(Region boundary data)

## begin

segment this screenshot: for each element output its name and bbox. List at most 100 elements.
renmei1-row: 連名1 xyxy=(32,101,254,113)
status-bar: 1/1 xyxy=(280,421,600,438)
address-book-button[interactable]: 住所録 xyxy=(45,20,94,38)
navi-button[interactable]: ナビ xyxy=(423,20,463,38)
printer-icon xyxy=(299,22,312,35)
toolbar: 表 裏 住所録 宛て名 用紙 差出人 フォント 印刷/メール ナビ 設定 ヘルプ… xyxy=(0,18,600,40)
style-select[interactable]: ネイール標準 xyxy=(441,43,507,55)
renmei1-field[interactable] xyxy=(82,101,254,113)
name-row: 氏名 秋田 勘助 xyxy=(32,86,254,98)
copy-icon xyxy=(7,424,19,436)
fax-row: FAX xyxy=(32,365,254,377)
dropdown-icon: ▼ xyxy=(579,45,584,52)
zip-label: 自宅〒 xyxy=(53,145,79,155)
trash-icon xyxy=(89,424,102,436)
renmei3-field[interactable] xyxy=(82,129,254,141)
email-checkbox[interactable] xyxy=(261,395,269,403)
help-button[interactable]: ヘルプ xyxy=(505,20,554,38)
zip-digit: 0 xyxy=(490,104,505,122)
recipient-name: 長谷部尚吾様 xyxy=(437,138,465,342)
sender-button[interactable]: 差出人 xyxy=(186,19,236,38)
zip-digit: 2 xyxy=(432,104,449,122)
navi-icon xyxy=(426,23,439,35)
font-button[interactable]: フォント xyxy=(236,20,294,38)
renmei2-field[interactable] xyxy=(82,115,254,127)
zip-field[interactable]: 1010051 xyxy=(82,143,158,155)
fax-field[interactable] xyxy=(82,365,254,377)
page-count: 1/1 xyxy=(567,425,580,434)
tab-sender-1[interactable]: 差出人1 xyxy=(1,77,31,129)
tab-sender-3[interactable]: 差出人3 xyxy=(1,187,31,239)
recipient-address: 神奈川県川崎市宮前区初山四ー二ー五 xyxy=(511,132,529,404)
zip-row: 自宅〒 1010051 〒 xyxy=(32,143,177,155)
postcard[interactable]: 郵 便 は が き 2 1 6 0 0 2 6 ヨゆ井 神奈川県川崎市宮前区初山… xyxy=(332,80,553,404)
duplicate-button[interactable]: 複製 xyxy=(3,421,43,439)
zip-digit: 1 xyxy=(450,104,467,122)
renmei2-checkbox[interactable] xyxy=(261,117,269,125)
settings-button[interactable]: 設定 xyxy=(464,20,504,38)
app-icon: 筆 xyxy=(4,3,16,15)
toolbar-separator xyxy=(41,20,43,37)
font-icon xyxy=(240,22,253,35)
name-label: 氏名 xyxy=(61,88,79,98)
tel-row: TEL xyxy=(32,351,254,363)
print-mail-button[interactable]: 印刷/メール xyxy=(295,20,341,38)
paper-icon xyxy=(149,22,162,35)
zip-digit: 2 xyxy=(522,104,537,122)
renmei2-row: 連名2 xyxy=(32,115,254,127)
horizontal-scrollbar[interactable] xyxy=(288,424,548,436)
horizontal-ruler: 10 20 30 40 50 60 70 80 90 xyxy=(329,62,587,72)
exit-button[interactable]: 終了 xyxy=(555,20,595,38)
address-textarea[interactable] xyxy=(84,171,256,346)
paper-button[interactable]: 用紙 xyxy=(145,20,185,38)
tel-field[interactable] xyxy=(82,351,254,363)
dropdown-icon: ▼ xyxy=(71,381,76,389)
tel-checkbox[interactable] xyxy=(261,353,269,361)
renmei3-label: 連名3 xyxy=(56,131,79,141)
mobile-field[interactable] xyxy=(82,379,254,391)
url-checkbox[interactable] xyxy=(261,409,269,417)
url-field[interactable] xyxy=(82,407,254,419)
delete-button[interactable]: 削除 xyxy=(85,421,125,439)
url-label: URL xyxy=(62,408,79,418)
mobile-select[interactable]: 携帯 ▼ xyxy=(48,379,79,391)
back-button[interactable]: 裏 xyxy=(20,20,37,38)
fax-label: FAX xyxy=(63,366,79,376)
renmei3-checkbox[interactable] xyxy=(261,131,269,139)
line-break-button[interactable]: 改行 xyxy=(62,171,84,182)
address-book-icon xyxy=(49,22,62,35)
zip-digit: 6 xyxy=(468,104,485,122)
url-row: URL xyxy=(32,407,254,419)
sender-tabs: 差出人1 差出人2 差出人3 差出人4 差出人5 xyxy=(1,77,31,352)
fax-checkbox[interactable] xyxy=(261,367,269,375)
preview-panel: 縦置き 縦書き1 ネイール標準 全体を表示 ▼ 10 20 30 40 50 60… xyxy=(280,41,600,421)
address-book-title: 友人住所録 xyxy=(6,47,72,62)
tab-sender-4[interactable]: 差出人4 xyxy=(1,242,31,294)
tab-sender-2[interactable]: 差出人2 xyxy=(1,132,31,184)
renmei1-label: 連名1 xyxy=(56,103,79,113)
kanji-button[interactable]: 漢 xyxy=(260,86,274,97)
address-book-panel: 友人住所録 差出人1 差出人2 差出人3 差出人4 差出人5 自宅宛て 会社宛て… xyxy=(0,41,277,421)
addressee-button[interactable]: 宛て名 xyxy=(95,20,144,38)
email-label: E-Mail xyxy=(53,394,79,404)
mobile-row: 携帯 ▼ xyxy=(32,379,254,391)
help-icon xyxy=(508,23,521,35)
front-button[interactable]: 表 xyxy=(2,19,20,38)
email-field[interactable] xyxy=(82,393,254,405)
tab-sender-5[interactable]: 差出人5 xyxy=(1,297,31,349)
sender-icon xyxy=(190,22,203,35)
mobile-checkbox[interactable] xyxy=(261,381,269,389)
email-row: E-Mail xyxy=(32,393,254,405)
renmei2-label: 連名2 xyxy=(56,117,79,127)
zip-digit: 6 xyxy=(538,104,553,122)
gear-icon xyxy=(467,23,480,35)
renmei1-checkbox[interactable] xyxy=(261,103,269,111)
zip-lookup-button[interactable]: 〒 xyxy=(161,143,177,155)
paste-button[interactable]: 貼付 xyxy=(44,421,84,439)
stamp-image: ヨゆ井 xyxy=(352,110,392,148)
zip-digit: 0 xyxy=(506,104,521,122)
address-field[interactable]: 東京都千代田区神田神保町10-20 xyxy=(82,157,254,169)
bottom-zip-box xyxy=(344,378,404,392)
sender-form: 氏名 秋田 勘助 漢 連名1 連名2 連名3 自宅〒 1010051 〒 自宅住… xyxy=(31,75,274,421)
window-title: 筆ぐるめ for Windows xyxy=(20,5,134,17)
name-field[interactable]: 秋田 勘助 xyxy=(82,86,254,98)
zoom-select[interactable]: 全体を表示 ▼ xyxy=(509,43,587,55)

## end

Copy the records from their first line through the line containing "style-select[interactable]: ネイール標準 xyxy=(441,43,507,55)", renaming "status-bar" to "footer-bar" and leaving everything else unchanged.

segment this screenshot: for each element output its name and bbox. List at most 100 elements.
renmei1-row: 連名1 xyxy=(32,101,254,113)
footer-bar: 1/1 xyxy=(280,421,600,438)
address-book-button[interactable]: 住所録 xyxy=(45,20,94,38)
navi-button[interactable]: ナビ xyxy=(423,20,463,38)
printer-icon xyxy=(299,22,312,35)
toolbar: 表 裏 住所録 宛て名 用紙 差出人 フォント 印刷/メール ナビ 設定 ヘルプ… xyxy=(0,18,600,40)
style-select[interactable]: ネイール標準 xyxy=(441,43,507,55)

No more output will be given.